### SUPPLIED DATA
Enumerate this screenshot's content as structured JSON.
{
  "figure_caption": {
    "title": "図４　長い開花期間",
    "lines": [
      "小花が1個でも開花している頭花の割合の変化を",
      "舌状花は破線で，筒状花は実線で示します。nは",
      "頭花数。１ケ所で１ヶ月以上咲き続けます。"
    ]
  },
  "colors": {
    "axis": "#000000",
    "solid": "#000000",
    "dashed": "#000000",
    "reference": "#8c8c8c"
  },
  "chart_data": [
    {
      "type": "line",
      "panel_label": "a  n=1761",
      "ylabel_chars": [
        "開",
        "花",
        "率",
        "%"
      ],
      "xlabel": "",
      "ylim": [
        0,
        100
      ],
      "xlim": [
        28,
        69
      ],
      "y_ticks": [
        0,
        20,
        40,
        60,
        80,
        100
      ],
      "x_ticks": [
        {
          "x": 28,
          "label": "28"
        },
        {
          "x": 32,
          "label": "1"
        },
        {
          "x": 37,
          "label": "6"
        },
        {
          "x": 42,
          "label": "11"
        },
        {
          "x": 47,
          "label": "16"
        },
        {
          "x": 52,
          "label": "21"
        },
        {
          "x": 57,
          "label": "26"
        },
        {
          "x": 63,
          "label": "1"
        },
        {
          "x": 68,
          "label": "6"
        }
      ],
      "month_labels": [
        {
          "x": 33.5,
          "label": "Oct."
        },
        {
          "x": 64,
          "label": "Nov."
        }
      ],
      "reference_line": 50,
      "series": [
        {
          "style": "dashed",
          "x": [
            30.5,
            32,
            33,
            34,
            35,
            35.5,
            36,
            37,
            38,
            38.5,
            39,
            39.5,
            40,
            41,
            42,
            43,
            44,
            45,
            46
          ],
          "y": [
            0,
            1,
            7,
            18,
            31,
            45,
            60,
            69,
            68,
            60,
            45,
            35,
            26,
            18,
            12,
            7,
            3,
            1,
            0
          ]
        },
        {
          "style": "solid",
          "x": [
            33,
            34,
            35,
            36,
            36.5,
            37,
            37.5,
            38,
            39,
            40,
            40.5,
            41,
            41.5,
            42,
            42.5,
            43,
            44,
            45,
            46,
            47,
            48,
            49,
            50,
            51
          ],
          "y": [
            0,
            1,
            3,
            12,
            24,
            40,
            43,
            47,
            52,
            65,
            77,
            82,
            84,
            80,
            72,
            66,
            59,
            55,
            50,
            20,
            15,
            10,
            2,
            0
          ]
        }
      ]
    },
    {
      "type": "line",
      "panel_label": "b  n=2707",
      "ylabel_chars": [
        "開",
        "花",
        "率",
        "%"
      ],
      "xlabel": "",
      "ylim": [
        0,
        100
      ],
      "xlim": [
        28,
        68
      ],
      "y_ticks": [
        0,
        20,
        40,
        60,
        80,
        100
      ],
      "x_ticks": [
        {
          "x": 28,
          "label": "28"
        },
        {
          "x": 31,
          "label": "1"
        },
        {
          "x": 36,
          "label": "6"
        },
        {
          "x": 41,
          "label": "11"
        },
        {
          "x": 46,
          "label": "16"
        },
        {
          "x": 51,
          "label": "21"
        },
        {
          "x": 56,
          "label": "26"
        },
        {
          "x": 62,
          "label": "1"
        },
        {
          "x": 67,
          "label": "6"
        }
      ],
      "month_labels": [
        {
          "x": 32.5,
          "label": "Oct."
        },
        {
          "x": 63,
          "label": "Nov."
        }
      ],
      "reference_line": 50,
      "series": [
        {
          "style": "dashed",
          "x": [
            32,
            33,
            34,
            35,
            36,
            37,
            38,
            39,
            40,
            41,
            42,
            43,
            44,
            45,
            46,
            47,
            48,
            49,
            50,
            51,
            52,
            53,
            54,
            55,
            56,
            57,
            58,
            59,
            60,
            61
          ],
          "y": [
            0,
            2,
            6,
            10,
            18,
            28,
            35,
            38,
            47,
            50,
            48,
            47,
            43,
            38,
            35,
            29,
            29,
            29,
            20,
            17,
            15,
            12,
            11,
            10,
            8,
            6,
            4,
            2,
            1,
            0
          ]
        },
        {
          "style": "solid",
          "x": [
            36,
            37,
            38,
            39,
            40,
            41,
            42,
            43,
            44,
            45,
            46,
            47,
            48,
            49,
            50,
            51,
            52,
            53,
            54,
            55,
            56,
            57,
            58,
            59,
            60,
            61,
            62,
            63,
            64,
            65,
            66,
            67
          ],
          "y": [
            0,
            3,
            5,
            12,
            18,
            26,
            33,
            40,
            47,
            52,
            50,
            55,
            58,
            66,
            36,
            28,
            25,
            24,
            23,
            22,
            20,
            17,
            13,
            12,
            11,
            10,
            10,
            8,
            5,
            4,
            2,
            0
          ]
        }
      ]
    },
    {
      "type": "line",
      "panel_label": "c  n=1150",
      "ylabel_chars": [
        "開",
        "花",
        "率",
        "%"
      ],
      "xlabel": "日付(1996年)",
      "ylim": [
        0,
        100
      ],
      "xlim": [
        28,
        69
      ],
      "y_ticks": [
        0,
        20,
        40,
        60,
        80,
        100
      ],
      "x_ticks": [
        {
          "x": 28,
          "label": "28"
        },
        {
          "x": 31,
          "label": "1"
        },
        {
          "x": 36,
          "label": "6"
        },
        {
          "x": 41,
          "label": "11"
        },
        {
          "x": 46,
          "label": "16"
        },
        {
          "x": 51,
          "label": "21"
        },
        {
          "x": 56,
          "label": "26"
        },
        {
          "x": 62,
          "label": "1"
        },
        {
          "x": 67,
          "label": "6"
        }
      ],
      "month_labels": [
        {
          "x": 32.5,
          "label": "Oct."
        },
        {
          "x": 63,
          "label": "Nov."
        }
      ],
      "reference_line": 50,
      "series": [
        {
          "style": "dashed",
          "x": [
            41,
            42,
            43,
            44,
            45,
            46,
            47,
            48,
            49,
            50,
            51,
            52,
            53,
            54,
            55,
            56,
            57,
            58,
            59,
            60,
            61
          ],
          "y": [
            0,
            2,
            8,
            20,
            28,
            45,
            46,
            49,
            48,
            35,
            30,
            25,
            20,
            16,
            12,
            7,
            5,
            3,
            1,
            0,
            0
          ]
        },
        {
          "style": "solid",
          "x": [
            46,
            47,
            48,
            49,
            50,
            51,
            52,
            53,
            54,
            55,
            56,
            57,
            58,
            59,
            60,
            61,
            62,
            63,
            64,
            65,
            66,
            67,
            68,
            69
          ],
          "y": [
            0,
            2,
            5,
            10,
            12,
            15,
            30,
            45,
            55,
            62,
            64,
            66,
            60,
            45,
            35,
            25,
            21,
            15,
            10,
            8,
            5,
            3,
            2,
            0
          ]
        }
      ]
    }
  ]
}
######
PROMPT:
Repeat all the records. Match each line exactly.

CORRECT RESPONSE:
Enumerate this screenshot's content as structured JSON.
{
  "figure_caption": {
    "title": "図４　長い開花期間",
    "lines": [
      "小花が1個でも開花している頭花の割合の変化を",
      "舌状花は破線で，筒状花は実線で示します。nは",
      "頭花数。１ケ所で１ヶ月以上咲き続けます。"
    ]
  },
  "colors": {
    "axis": "#000000",
    "solid": "#000000",
    "dashed": "#000000",
    "reference": "#8c8c8c"
  },
  "chart_data": [
    {
      "type": "line",
      "panel_label": "a  n=1761",
      "ylabel_chars": [
        "開",
        "花",
        "率",
        "%"
      ],
      "xlabel": "",
      "ylim": [
        0,
        100
      ],
      "xlim": [
        28,
        69
      ],
      "y_ticks": [
        0,
        20,
        40,
        60,
        80,
        100
      ],
      "x_ticks": [
        {
          "x": 28,
          "label": "28"
        },
        {
          "x": 32,
          "label": "1"
        },
        {
          "x": 37,
          "label": "6"
        },
        {
          "x": 42,
          "label": "11"
        },
        {
          "x": 47,
          "label": "16"
        },
        {
          "x": 52,
          "label": "21"
        },
        {
          "x": 57,
          "label": "26"
        },
        {
          "x": 63,
          "label": "1"
        },
        {
          "x": 68,
          "label": "6"
        }
      ],
      "month_labels": [
        {
          "x": 33.5,
          "label": "Oct."
        },
        {
          "x": 64,
          "label": "Nov."
        }
      ],
      "reference_line": 50,
      "series": [
        {
          "style": "dashed",
          "x": [
            30.5,
            32,
            33,
            34,
            35,
            35.5,
            36,
            37,
            38,
            38.5,
            39,
            39.5,
            40,
            41,
            42,
            43,
            44,
            45,
            46
          ],
          "y": [
            0,
            1,
            7,
            18,
            31,
            45,
            60,
            69,
            68,
            60,
            45,
            35,
            26,
            18,
            12,
            7,
            3,
            1,
            0
          ]
        },
        {
          "style": "solid",
          "x": [
            33,
            34,
            35,
            36,
            36.5,
            37,
            37.5,
            38,
            39,
            40,
            40.5,
            41,
            41.5,
            42,
            42.5,
            43,
            44,
            45,
            46,
            47,
            48,
            49,
            50,
            51
          ],
          "y": [
            0,
            1,
            3,
            12,
            24,
            40,
            43,
            47,
            52,
            65,
            77,
            82,
            84,
            80,
            72,
            66,
            59,
            55,
            50,
            20,
            15,
            10,
            2,
            0
          ]
        }
      ]
    },
    {
      "type": "line",
      "panel_label": "b  n=2707",
      "ylabel_chars": [
        "開",
        "花",
        "率",
        "%"
      ],
      "xlabel": "",
      "ylim": [
        0,
        100
      ],
      "xlim": [
        28,
        68
      ],
      "y_ticks": [
        0,
        20,
        40,
        60,
        80,
        100
      ],
      "x_ticks": [
        {
          "x": 28,
          "label": "28"
        },
        {
          "x": 31,
          "label": "1"
        },
        {
          "x": 36,
          "label": "6"
        },
        {
          "x": 41,
          "label": "11"
        },
        {
          "x": 46,
          "label": "16"
        },
        {
          "x": 51,
          "label": "21"
        },
        {
          "x": 56,
          "label": "26"
        },
        {
          "x": 62,
          "label": "1"
        },
        {
          "x": 67,
          "label": "6"
        }
      ],
      "month_labels": [
        {
          "x": 32.5,
          "label": "Oct."
        },
        {
          "x": 63,
          "label": "Nov."
        }
      ],
      "reference_line": 50,
      "series": [
        {
          "style": "dashed",
          "x": [
            32,
            33,
            34,
            35,
            36,
            37,
            38,
            39,
            40,
            41,
            42,
            43,
            44,
            45,
            46,
            47,
            48,
            49,
            50,
            51,
            52,
            53,
            54,
            55,
            56,
            57,
            58,
            59,
            60,
            61
          ],
          "y": [
            0,
            2,
            6,
            10,
            18,
            28,
            35,
            38,
            47,
            50,
            48,
            47,
            43,
            38,
            35,
            29,
            29,
            29,
            20,
            17,
            15,
            12,
            11,
            10,
            8,
            6,
            4,
            2,
            1,
            0
          ]
        },
        {
          "style": "solid",
          "x": [
            36,
            37,
            38,
            39,
            40,
            41,
            42,
            43,
            44,
            45,
            46,
            47,
            48,
            49,
            50,
            51,
            52,
            53,
            54,
            55,
            56,
            57,
            58,
            59,
            60,
            61,
            62,
            63,
            64,
            65,
            66,
            67
          ],
          "y": [
            0,
            3,
            5,
            12,
            18,
            26,
            33,
            40,
            47,
            52,
            50,
            55,
            58,
            66,
            36,
            28,
            25,
            24,
            23,
            22,
            20,
            17,
            13,
            12,
            11,
            10,
            10,
            8,
            5,
            4,
            2,
            0
          ]
        }
      ]
    },
    {
      "type": "line",
      "panel_label": "c  n=1150",
      "ylabel_chars": [
        "開",
        "花",
        "率",
        "%"
      ],
      "xlabel": "日付(1996年)",
      "ylim": [
        0,
        100
      ],
      "xlim": [
        28,
        69
      ],
      "y_ticks": [
        0,
        20,
        40,
        60,
        80,
        100
      ],
      "x_ticks": [
        {
          "x": 28,
          "label": "28"
        },
        {
          "x": 31,
          "label": "1"
        },
        {
          "x": 36,
          "label": "6"
        },
        {
          "x": 41,
          "label": "11"
        },
        {
          "x": 46,
          "label": "16"
        },
        {
          "x": 51,
          "label": "21"
        },
        {
          "x": 56,
          "label": "26"
        },
        {
          "x": 62,
          "label": "1"
        },
        {
          "x": 67,
          "label": "6"
        }
      ],
      "month_labels": [
        {
          "x": 32.5,
          "label": "Oct."
        },
        {
          "x": 63,
          "label": "Nov."
        }
      ],
      "reference_line": 50,
      "series": [
        {
          "style": "dashed",
          "x": [
            41,
            42,
            43,
            44,
            45,
            46,
            47,
            48,
            49,
            50,
            51,
            52,
            53,
            54,
            55,
            56,
            57,
            58,
            59,
            60,
            61
          ],
          "y": [
            0,
            2,
            8,
            20,
            28,
            45,
            46,
            49,
            48,
            35,
            30,
            25,
            20,
            16,
            12,
            7,
            5,
            3,
            1,
            0,
            0
          ]
        },
        {
          "style": "solid",
          "x": [
            46,
            47,
            48,
            49,
            50,
            51,
            52,
            53,
            54,
            55,
            56,
            57,
            58,
            59,
            60,
            61,
            62,
            63,
            64,
            65,
            66,
            67,
            68,
            69
          ],
          "y": [
            0,
            2,
            5,
            10,
            12,
            15,
            30,
            45,
            55,
            62,
            64,
            66,
            60,
            45,
            35,
            25,
            21,
            15,
            10,
            8,
            5,
            3,
            2,
            0
          ]
        }
      ]
    }
  ]
}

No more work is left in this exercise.